Jauh sebelum potensi tersebut diketahui, Isis hippuris  telah lama jadi komoditas incaran masyarakat pesisir karena nilai jualnya yang sangat tinggi. Di Eropa, Amerika, serta Asia Timur Isis hippuris banyak diminati sebagai bahan hiasan. Khusus di Cina, bambu laut banyak diminati sebagai bahan campuran untuk membuat porselen.

Isis hippuris pada awalnya tidak termasuk biota yang dilindungi secara nasional. Namun mengetahui bahwa terjadi pengambilan yang berlebih (over exploitation) serta merusak terumbu karang sehingga mengancam kelestraian terumbu karang, maka pada tahun 2014 Kementerian Kelautan dan Perikanan mengeluarkan Keputusan Menteri Nomor 46/KEPMEN-KP/2014 tentang penetapan status perlindungan terbatas bambu laut (Isis spp.) yang berlaku hingga tahun 2019.

Kemudian berdasarkan UU No. 27 tahun 2007 tentang Pengelolaan Wilayah Pesisir dan Laut dan perubahannya pada UU No. 1 tahun 2014 secara jelas disebutkan bahwa kegiatan penambangan terumbu karang ataupun kegiatan yang secara langsung maupun secara tidak langusng dapat menyebabkan kerusakan terumbu karang DILARANG dilakukan di wilayah pesisir dan pulau-pulau kecil. Karena bambu laut merupakan bagian dari ekosistem terumbu karang, maka peraturan dan pengelolaannya tidak bisa dipisahkan dari semua peraturan dan pengelolaan terumbu karang.

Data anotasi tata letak
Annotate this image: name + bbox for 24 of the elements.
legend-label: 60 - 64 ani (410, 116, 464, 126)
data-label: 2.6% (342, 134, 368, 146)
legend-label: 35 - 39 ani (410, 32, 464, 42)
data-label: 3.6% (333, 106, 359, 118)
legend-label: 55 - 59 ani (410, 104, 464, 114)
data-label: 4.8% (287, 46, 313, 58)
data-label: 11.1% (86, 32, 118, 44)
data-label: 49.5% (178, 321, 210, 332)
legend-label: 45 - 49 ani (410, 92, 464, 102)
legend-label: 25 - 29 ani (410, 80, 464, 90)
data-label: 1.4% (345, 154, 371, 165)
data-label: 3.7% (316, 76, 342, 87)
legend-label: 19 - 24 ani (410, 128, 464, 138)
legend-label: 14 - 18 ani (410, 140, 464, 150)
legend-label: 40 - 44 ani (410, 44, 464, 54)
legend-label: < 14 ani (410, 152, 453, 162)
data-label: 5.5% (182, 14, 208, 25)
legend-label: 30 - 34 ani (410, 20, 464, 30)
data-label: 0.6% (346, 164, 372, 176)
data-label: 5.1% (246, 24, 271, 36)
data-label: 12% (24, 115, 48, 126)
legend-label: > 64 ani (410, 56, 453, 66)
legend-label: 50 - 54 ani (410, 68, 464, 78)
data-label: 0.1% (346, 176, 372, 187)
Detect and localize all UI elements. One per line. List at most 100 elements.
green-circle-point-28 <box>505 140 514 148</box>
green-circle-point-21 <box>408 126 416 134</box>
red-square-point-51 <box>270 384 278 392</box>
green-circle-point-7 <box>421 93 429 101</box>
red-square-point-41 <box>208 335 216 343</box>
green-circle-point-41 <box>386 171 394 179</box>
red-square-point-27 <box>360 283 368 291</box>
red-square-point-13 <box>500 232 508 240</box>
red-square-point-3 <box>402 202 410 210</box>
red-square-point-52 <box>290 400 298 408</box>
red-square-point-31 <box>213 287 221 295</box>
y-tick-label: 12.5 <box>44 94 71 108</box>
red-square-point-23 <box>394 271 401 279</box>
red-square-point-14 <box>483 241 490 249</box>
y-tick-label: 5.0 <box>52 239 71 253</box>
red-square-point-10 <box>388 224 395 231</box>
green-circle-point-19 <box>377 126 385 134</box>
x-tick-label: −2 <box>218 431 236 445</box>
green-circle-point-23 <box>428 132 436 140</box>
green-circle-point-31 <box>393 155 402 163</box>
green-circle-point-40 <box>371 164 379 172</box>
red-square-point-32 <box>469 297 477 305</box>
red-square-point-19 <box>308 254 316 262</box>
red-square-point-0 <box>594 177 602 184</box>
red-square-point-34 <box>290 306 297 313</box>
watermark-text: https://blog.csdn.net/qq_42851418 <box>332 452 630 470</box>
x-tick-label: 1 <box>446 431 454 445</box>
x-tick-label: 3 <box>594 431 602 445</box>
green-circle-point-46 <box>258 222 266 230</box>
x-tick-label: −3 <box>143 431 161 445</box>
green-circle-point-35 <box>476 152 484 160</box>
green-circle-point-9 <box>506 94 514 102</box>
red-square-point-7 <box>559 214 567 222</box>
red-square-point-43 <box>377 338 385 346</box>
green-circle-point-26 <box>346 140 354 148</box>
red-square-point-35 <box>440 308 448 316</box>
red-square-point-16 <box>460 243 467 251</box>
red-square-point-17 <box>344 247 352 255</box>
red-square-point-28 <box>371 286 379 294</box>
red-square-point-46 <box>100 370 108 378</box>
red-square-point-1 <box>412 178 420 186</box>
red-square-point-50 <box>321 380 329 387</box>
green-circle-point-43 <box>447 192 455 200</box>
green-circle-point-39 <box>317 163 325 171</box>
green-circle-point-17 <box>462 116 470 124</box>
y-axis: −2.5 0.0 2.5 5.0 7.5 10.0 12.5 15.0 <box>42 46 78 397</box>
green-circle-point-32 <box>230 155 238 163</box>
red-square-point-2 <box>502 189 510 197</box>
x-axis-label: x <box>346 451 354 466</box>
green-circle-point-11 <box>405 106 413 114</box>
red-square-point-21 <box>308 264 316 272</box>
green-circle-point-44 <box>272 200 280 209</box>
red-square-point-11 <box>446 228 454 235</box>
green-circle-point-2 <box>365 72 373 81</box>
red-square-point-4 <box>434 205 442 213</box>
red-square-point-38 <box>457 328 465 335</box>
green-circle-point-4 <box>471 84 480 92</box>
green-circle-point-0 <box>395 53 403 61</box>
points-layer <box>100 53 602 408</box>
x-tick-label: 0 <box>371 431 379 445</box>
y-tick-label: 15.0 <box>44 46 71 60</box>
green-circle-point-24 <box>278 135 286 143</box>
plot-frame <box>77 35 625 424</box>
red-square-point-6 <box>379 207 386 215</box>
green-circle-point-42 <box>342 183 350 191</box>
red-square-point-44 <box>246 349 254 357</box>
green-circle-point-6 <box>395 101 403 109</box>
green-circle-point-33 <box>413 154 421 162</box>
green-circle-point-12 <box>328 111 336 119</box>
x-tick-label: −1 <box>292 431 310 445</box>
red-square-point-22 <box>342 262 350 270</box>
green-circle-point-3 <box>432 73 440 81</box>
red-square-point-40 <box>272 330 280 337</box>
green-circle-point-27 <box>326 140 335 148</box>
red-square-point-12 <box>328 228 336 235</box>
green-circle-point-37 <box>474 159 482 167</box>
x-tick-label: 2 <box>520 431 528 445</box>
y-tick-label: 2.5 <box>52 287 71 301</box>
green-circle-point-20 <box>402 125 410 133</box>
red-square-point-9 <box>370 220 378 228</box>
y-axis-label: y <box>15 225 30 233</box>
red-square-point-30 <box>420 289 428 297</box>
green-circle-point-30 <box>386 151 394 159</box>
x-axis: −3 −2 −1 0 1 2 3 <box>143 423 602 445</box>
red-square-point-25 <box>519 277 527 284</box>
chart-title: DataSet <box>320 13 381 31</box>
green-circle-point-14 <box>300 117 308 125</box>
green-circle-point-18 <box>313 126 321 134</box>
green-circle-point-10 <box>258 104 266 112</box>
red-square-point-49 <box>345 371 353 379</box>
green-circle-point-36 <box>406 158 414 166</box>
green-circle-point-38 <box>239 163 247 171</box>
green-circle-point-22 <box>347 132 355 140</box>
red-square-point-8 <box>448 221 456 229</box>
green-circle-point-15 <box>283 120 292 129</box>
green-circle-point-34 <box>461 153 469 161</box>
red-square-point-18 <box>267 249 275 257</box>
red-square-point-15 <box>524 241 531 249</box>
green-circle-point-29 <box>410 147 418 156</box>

Tugas yang diberikan A - Bisakah Anda mengembalikan tanpa perubahan baris-baris catatan mulai dari awal catatan sampai dengan baris yang memuat "legend-label: 14 - 18", termasuk kedua ujungnya?
Tugas yang diberikan B - Bisakah Anda melanjutkan teks tentang perlindungan bambu laut dari kalimat terakhir yang ada?

Jawaban yang diharapkan A -
Annotate this image: name + bbox for 24 of the elements.
legend-label: 60 - 64 ani (410, 116, 464, 126)
data-label: 2.6% (342, 134, 368, 146)
legend-label: 35 - 39 ani (410, 32, 464, 42)
data-label: 3.6% (333, 106, 359, 118)
legend-label: 55 - 59 ani (410, 104, 464, 114)
data-label: 4.8% (287, 46, 313, 58)
data-label: 11.1% (86, 32, 118, 44)
data-label: 49.5% (178, 321, 210, 332)
legend-label: 45 - 49 ani (410, 92, 464, 102)
legend-label: 25 - 29 ani (410, 80, 464, 90)
data-label: 1.4% (345, 154, 371, 165)
data-label: 3.7% (316, 76, 342, 87)
legend-label: 19 - 24 ani (410, 128, 464, 138)
legend-label: 14 - 18 ani (410, 140, 464, 150)

Jawaban yang diharapkan B -
Selain kedua landasan diatas, masih terdapat beberapa landasan hukum yang dapat dioptimalkan sebagai dasar untuk melindungi bambu laut:

  • UU No. 31 tahun 2004 tentang Perikanan sebagaimana telah diubah menjadi UU No. 45 tahun 2009
  • PP No. 20 tahun 2007 tentang Konservasi Sumberdaya Ikan
  • PerMen KP No. PER-03/MEN/2010 tentang Tata Cara Penetapan Perlindungan Jenis Ikan
  • Surat edaran Dirjen Pengolahan dan Pemasaran Hasil Perikanan No. SE.2266/P2HP/HK.155/X/2013 tanggal 4 Oktober 2013 tentang Larangan Menerima, Mengolah, dan Memasarkan Produk Perikanan yang Berasal dari Kegiatan Perikanan yang Merusak Lingkungan
  • Surat Edaran Bupati Sinjai No. 660/943/SET, tanggal 23 Juni tahun 2005 tentang Pelarangan Pengambilan Bambu Laut dan sejenisnya
  • Surat Edaran Gubernur Sulawesi Tengah No. S.23/596/DISKANLAUT/2009 mengenai larangan eksploitasi bambu laut di Propinsi Sulawesi Tengah.

Nilai jual bambu laut di tingkat nelayan sangat rendah yaitu berkisar antara Rp. 300-500/kg. Nilai tersebut sangat tak sebanding dengan nilai kerusakan ekosistem terumbu karang yang diakibatkan dari proses pencungkilan bambu laut oleh para nelayan. Kondisi ini menjadi salah satu pertimbangan penting dalam penetapan perlindungan terbatas pemanfaatan bambu laut di Indonesia.

Sesungguhnya penetepan status perlindungan belumlah cukup. Pelaksanaan pengawasan dan penegakan hukum lebih diperlukan untuk memutus rantai ilegal pemanfaatan & ekspor bambu laut. Dalam melakukan pengelolaan dan konservasi sumberdaya bambu laut diperlukan keterliabatan penuh ppemangku kepentingan yang meliputi direktorat teknis yang bertanggung jawab terhadap pelaksanaan konservasi, lembaga-lembaga penelitian dan pengembangan, perguruan tinggi, masyarakat adat, dan lembaga swadaya masyarakat.

Jangan dikesampingkan, peran serta setiap elemen yang peduli dapat dilakukan dengan cara masing-masing. Optimasi media sosial dan memfungsikan diri sebagai media kampanye peduli dapat dilakukan dengan mudah kapanpun dan dimanapun.